_THE EXERCISE:_
The records that follow are to be transcribed in full, without their images.
((
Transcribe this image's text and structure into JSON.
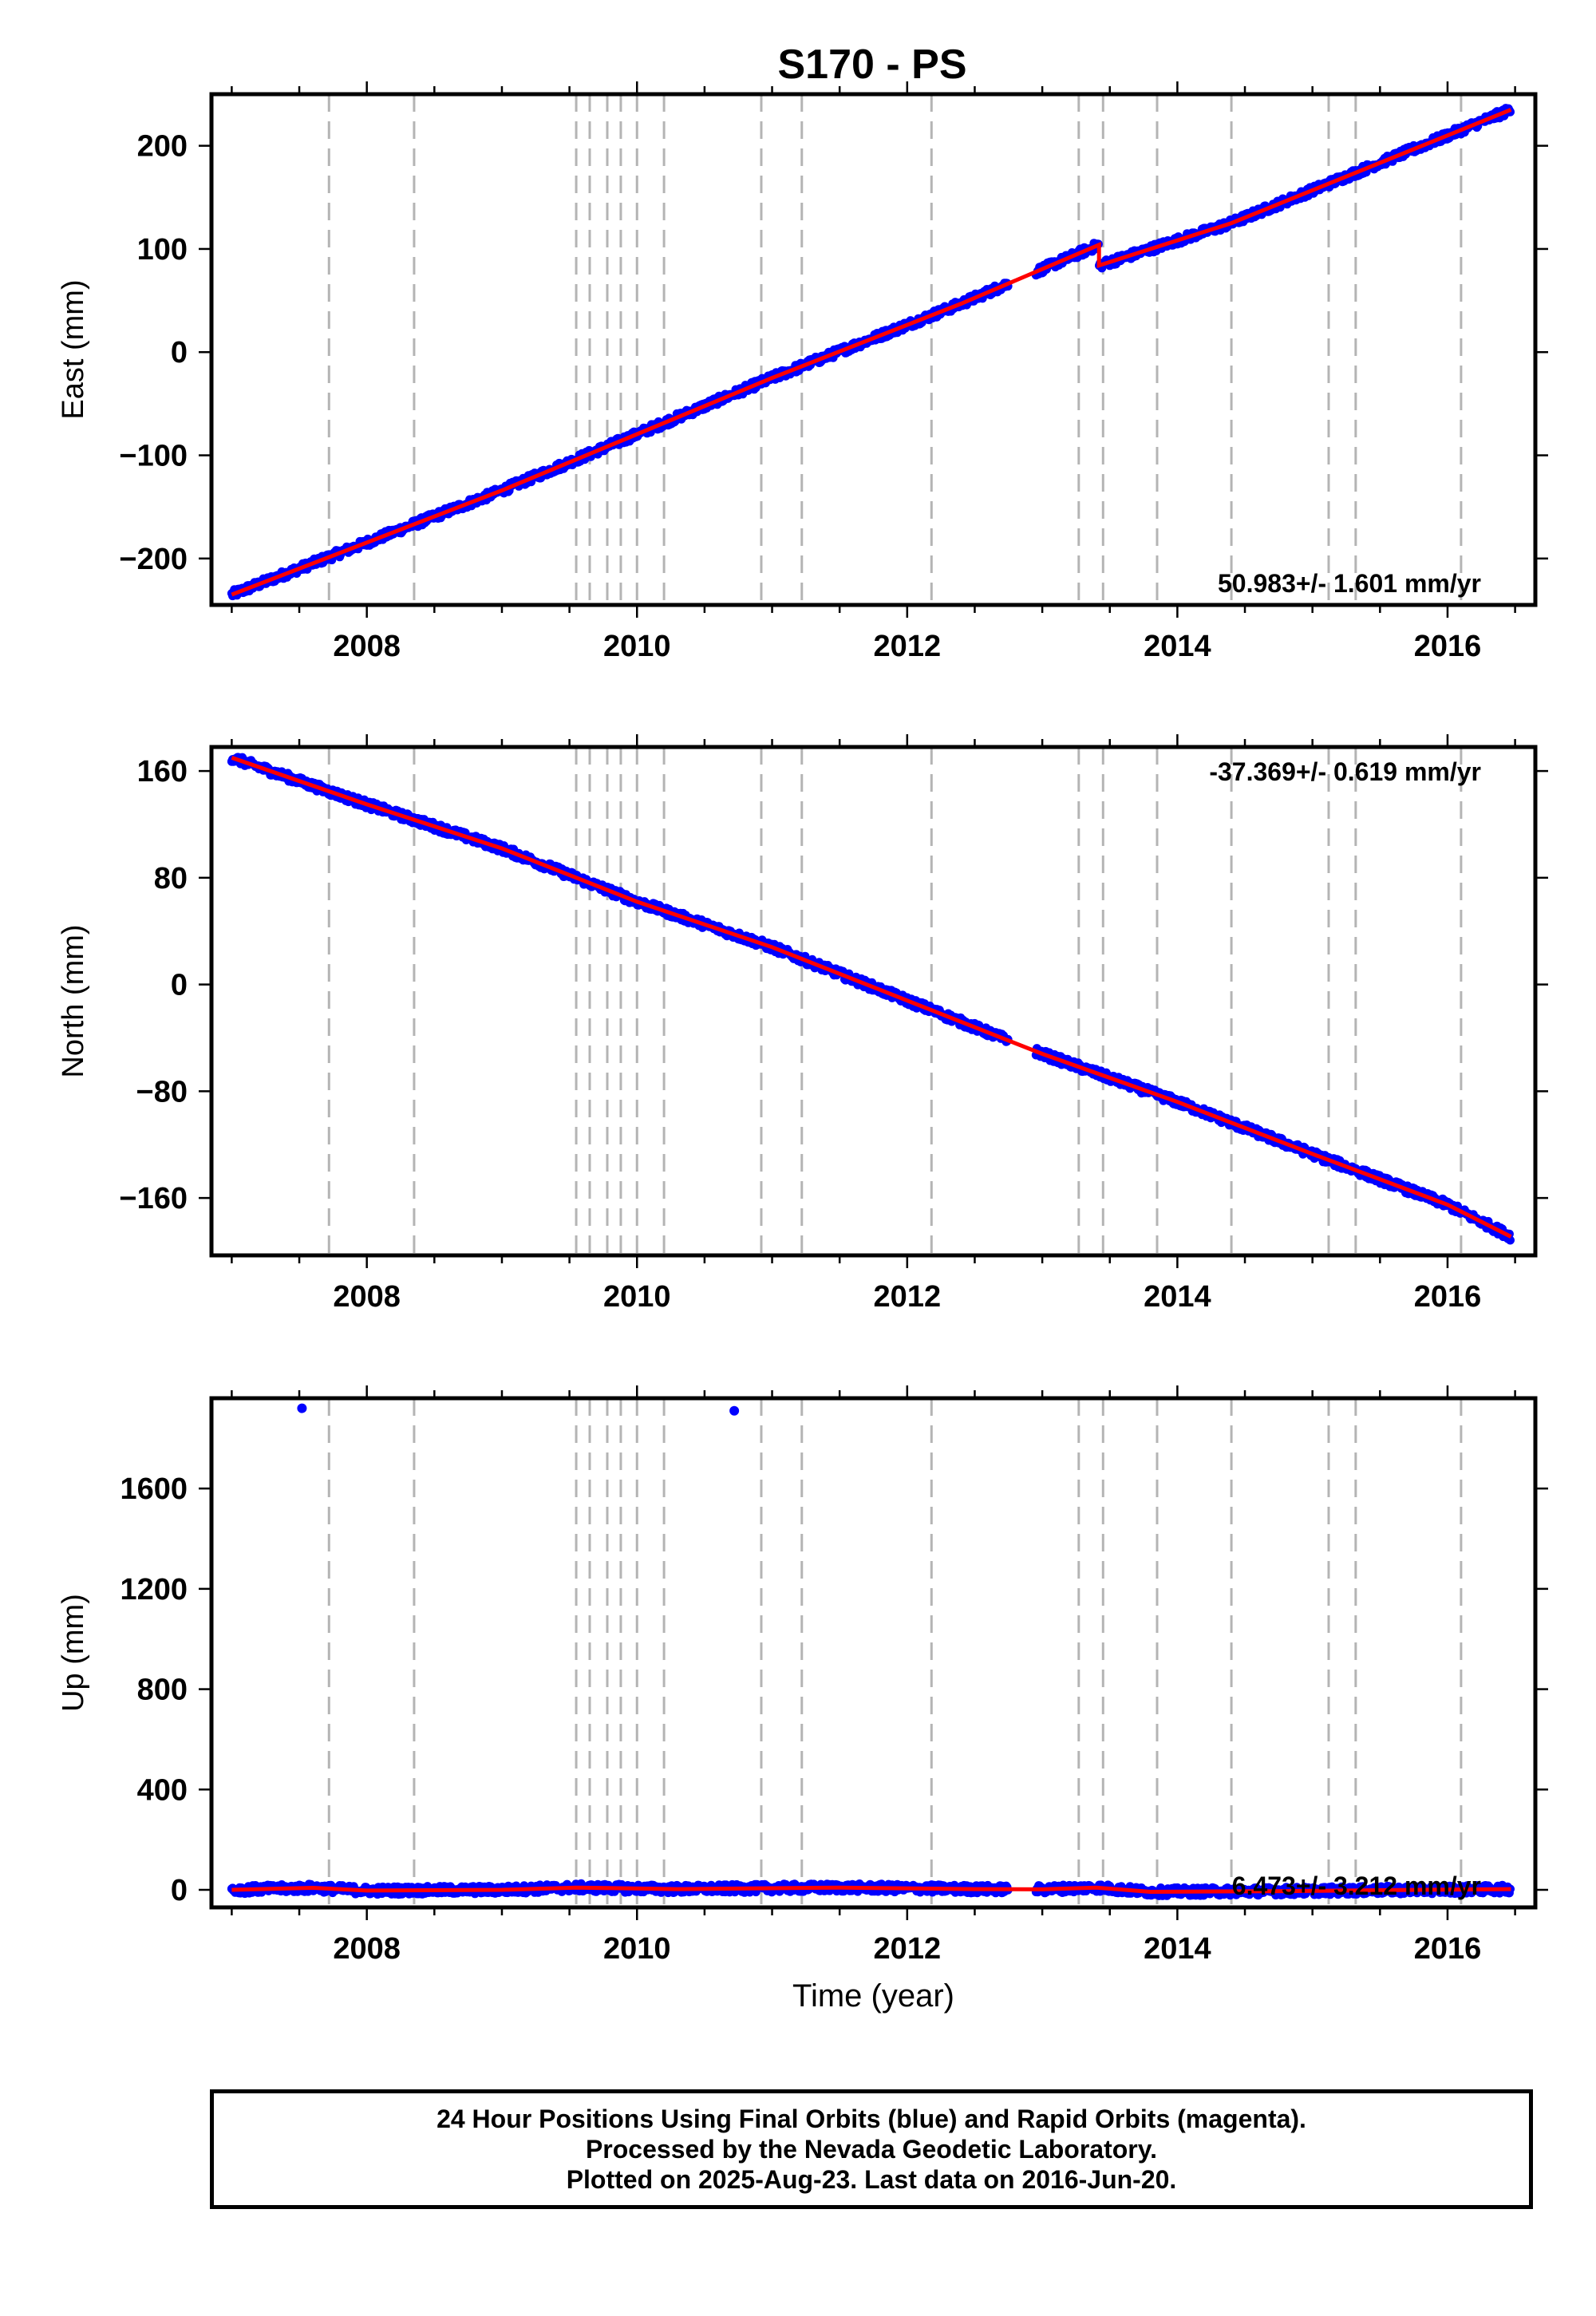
{
  "title": "S170 - PS",
  "colors": {
    "data_points": "#0000ff",
    "fit_line": "#ff0000",
    "event_lines": "#b4b4b4",
    "frame": "#000000"
  },
  "chart_data": [
    {
      "type": "scatter",
      "name": "east",
      "ylabel": "East (mm)",
      "xlabel": "",
      "xlim": [
        2006.85,
        2016.65
      ],
      "ylim": [
        -245,
        250
      ],
      "xticks": [
        2008,
        2010,
        2012,
        2014,
        2016
      ],
      "yticks": [
        -200,
        -100,
        0,
        100,
        200
      ],
      "ytick_labels": [
        "−200",
        "−100",
        "0",
        "100",
        "200"
      ],
      "rate_label": "50.983+/- 1.601 mm/yr",
      "rate_position": "bottom-right",
      "trend": [
        [
          2007.0,
          -235
        ],
        [
          2009.0,
          -134
        ],
        [
          2011.0,
          -25
        ],
        [
          2012.4,
          47
        ],
        [
          2013.42,
          104
        ],
        [
          2013.42,
          84
        ],
        [
          2014.4,
          125
        ],
        [
          2016.47,
          235
        ]
      ],
      "gap": [
        2012.75,
        2012.95
      ],
      "outliers": []
    },
    {
      "type": "scatter",
      "name": "north",
      "ylabel": "North (mm)",
      "xlabel": "",
      "xlim": [
        2006.85,
        2016.65
      ],
      "ylim": [
        -203,
        178
      ],
      "xticks": [
        2008,
        2010,
        2012,
        2014,
        2016
      ],
      "yticks": [
        -160,
        -80,
        0,
        80,
        160
      ],
      "ytick_labels": [
        "−160",
        "−80",
        "0",
        "80",
        "160"
      ],
      "rate_label": "-37.369+/- 0.619 mm/yr",
      "rate_position": "top-right",
      "trend": [
        [
          2007.0,
          170
        ],
        [
          2008.0,
          135
        ],
        [
          2009.0,
          102
        ],
        [
          2010.0,
          62
        ],
        [
          2011.0,
          28
        ],
        [
          2012.0,
          -12
        ],
        [
          2013.0,
          -52
        ],
        [
          2014.0,
          -88
        ],
        [
          2015.0,
          -127
        ],
        [
          2016.0,
          -165
        ],
        [
          2016.47,
          -189
        ]
      ],
      "gap": [
        2012.75,
        2012.95
      ],
      "outliers": []
    },
    {
      "type": "scatter",
      "name": "up",
      "ylabel": "Up (mm)",
      "xlabel": "Time (year)",
      "xlim": [
        2006.85,
        2016.65
      ],
      "ylim": [
        -70,
        1960
      ],
      "xticks": [
        2008,
        2010,
        2012,
        2014,
        2016
      ],
      "yticks": [
        0,
        400,
        800,
        1200,
        1600
      ],
      "ytick_labels": [
        "0",
        "400",
        "800",
        "1200",
        "1600"
      ],
      "rate_label": "6.473+/- 3.212 mm/yr",
      "rate_position": "bottom-right",
      "trend": [
        [
          2007.0,
          0
        ],
        [
          2007.6,
          8
        ],
        [
          2008.0,
          -3
        ],
        [
          2009.0,
          0
        ],
        [
          2009.55,
          9
        ],
        [
          2010.3,
          3
        ],
        [
          2011.5,
          9
        ],
        [
          2012.5,
          3
        ],
        [
          2013.0,
          2
        ],
        [
          2013.4,
          9
        ],
        [
          2013.8,
          -8
        ],
        [
          2014.8,
          -5
        ],
        [
          2015.8,
          0
        ],
        [
          2016.47,
          3
        ]
      ],
      "gap": [
        2012.75,
        2012.95
      ],
      "outliers": [
        [
          2007.52,
          1920
        ],
        [
          2010.72,
          1910
        ]
      ]
    }
  ],
  "event_lines": [
    2007.72,
    2008.35,
    2009.55,
    2009.65,
    2009.78,
    2009.88,
    2010.0,
    2010.2,
    2010.92,
    2011.22,
    2012.18,
    2013.27,
    2013.45,
    2013.85,
    2014.4,
    2015.12,
    2015.32,
    2016.1
  ],
  "footer": {
    "line1": "24 Hour Positions Using Final Orbits (blue) and Rapid Orbits (magenta).",
    "line2": "Processed by the Nevada Geodetic Laboratory.",
    "line3": "Plotted on 2025-Aug-23. Last data on 2016-Jun-20."
  }
}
))
_TASK RESPONSE:_
Transcribe this image's text and structure into JSON.
{
  "title": "S170 - PS",
  "colors": {
    "data_points": "#0000ff",
    "fit_line": "#ff0000",
    "event_lines": "#b4b4b4",
    "frame": "#000000"
  },
  "chart_data": [
    {
      "type": "scatter",
      "name": "east",
      "ylabel": "East (mm)",
      "xlabel": "",
      "xlim": [
        2006.85,
        2016.65
      ],
      "ylim": [
        -245,
        250
      ],
      "xticks": [
        2008,
        2010,
        2012,
        2014,
        2016
      ],
      "yticks": [
        -200,
        -100,
        0,
        100,
        200
      ],
      "ytick_labels": [
        "−200",
        "−100",
        "0",
        "100",
        "200"
      ],
      "rate_label": "50.983+/- 1.601 mm/yr",
      "rate_position": "bottom-right",
      "trend": [
        [
          2007.0,
          -235
        ],
        [
          2009.0,
          -134
        ],
        [
          2011.0,
          -25
        ],
        [
          2012.4,
          47
        ],
        [
          2013.42,
          104
        ],
        [
          2013.42,
          84
        ],
        [
          2014.4,
          125
        ],
        [
          2016.47,
          235
        ]
      ],
      "gap": [
        2012.75,
        2012.95
      ],
      "outliers": []
    },
    {
      "type": "scatter",
      "name": "north",
      "ylabel": "North (mm)",
      "xlabel": "",
      "xlim": [
        2006.85,
        2016.65
      ],
      "ylim": [
        -203,
        178
      ],
      "xticks": [
        2008,
        2010,
        2012,
        2014,
        2016
      ],
      "yticks": [
        -160,
        -80,
        0,
        80,
        160
      ],
      "ytick_labels": [
        "−160",
        "−80",
        "0",
        "80",
        "160"
      ],
      "rate_label": "-37.369+/- 0.619 mm/yr",
      "rate_position": "top-right",
      "trend": [
        [
          2007.0,
          170
        ],
        [
          2008.0,
          135
        ],
        [
          2009.0,
          102
        ],
        [
          2010.0,
          62
        ],
        [
          2011.0,
          28
        ],
        [
          2012.0,
          -12
        ],
        [
          2013.0,
          -52
        ],
        [
          2014.0,
          -88
        ],
        [
          2015.0,
          -127
        ],
        [
          2016.0,
          -165
        ],
        [
          2016.47,
          -189
        ]
      ],
      "gap": [
        2012.75,
        2012.95
      ],
      "outliers": []
    },
    {
      "type": "scatter",
      "name": "up",
      "ylabel": "Up (mm)",
      "xlabel": "Time (year)",
      "xlim": [
        2006.85,
        2016.65
      ],
      "ylim": [
        -70,
        1960
      ],
      "xticks": [
        2008,
        2010,
        2012,
        2014,
        2016
      ],
      "yticks": [
        0,
        400,
        800,
        1200,
        1600
      ],
      "ytick_labels": [
        "0",
        "400",
        "800",
        "1200",
        "1600"
      ],
      "rate_label": "6.473+/- 3.212 mm/yr",
      "rate_position": "bottom-right",
      "trend": [
        [
          2007.0,
          0
        ],
        [
          2007.6,
          8
        ],
        [
          2008.0,
          -3
        ],
        [
          2009.0,
          0
        ],
        [
          2009.55,
          9
        ],
        [
          2010.3,
          3
        ],
        [
          2011.5,
          9
        ],
        [
          2012.5,
          3
        ],
        [
          2013.0,
          2
        ],
        [
          2013.4,
          9
        ],
        [
          2013.8,
          -8
        ],
        [
          2014.8,
          -5
        ],
        [
          2015.8,
          0
        ],
        [
          2016.47,
          3
        ]
      ],
      "gap": [
        2012.75,
        2012.95
      ],
      "outliers": [
        [
          2007.52,
          1920
        ],
        [
          2010.72,
          1910
        ]
      ]
    }
  ],
  "event_lines": [
    2007.72,
    2008.35,
    2009.55,
    2009.65,
    2009.78,
    2009.88,
    2010.0,
    2010.2,
    2010.92,
    2011.22,
    2012.18,
    2013.27,
    2013.45,
    2013.85,
    2014.4,
    2015.12,
    2015.32,
    2016.1
  ],
  "footer": {
    "line1": "24 Hour Positions Using Final Orbits (blue) and Rapid Orbits (magenta).",
    "line2": "Processed by the Nevada Geodetic Laboratory.",
    "line3": "Plotted on 2025-Aug-23. Last data on 2016-Jun-20."
  }
}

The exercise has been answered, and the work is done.